Task to carry out:
Locate the lines that hold the string "title". Copy every such line.

---- Raw data

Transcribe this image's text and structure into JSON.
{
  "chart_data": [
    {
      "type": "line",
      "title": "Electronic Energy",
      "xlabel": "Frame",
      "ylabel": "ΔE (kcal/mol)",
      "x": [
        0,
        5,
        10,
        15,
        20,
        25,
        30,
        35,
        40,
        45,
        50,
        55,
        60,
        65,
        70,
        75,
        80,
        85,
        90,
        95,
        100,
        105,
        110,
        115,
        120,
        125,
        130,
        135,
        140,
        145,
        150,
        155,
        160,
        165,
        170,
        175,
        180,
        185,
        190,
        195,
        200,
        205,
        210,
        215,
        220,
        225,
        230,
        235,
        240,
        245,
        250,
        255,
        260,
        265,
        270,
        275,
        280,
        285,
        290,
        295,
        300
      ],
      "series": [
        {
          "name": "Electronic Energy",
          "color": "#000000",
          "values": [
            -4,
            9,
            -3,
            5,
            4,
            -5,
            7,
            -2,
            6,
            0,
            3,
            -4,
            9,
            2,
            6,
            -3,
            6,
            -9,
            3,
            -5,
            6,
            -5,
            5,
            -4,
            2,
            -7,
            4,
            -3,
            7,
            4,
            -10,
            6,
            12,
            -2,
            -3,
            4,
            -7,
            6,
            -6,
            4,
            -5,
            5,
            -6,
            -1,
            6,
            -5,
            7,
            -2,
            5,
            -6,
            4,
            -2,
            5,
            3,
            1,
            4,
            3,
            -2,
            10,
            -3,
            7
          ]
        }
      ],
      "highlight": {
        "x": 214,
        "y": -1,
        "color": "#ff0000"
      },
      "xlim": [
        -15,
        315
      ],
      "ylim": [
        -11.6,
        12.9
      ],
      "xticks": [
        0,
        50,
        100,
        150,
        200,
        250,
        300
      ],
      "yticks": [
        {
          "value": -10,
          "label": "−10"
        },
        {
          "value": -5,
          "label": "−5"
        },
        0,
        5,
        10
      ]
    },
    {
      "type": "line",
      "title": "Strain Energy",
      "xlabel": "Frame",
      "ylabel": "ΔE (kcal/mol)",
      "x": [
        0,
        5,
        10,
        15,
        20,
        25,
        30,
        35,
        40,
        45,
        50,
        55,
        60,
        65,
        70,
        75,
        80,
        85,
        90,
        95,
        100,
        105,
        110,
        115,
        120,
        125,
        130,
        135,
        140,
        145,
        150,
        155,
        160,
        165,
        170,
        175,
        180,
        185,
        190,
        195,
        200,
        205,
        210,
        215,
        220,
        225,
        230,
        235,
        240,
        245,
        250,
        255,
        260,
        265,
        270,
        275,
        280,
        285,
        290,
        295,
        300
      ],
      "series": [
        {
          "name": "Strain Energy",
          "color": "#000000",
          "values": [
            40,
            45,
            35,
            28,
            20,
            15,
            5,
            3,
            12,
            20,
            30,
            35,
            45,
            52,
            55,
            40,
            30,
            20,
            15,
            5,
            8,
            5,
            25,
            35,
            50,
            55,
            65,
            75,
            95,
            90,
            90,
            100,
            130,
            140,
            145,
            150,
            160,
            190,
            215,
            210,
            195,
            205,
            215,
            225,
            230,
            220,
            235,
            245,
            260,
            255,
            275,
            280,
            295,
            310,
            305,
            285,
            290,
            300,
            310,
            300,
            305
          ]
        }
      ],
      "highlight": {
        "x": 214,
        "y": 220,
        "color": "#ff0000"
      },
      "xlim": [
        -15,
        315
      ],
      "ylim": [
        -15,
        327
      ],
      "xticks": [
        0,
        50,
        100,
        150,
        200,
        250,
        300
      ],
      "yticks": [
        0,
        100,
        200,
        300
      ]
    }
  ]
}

--------
---- Raw data

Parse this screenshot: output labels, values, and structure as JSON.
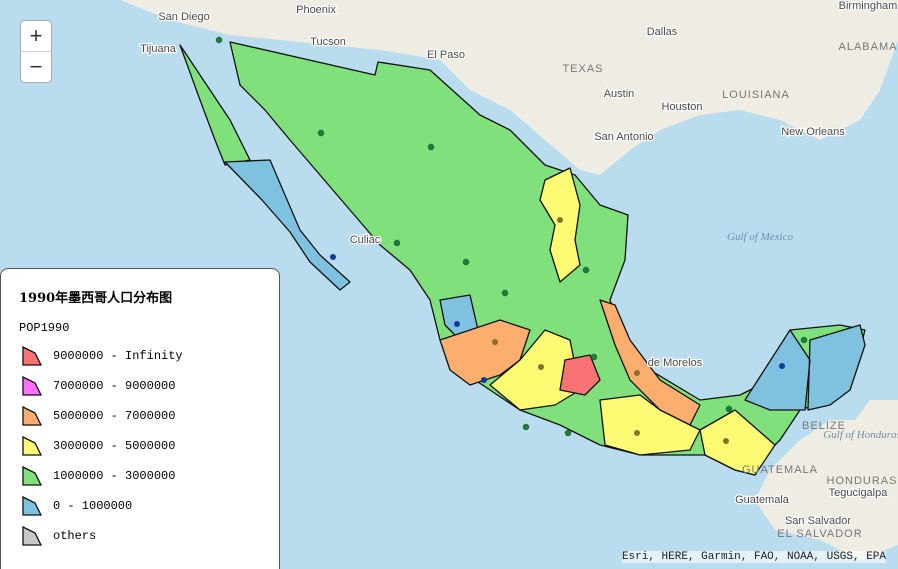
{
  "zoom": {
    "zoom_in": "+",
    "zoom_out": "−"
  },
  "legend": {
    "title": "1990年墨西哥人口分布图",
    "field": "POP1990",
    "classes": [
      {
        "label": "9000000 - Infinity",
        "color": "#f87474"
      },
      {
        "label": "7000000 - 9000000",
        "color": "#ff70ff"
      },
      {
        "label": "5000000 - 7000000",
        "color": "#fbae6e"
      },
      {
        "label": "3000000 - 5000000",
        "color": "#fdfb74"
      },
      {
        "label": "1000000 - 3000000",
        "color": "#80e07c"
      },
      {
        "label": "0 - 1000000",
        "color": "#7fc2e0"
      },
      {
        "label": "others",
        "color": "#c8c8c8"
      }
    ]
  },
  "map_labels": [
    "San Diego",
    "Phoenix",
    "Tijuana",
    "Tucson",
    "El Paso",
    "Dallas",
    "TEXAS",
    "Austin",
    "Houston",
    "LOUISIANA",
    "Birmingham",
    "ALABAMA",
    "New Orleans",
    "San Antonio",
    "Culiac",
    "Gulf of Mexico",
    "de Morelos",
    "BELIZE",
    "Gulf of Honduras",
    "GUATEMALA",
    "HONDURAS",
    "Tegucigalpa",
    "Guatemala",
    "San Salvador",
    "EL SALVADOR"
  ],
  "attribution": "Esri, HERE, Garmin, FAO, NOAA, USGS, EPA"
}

--------
---- Raw data

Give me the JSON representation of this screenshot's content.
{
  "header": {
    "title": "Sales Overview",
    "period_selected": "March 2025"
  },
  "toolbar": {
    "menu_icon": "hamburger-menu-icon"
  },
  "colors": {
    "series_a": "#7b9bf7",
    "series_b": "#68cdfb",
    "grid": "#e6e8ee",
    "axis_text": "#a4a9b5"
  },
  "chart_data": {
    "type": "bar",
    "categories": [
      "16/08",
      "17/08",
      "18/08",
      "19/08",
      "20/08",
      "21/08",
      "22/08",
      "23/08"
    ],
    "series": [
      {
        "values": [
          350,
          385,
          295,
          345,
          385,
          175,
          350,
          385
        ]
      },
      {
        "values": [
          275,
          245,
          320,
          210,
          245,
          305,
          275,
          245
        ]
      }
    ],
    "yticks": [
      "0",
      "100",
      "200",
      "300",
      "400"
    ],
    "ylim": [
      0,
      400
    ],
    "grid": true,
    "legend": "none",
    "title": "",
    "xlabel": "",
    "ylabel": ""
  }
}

--------

Answer to this exercise:
      "title": "Electronic Energy",
      "title": "Strain Energy",
    "title": "1990年墨西哥人口分布图",
    "title": "Sales Overview",
    "title": "",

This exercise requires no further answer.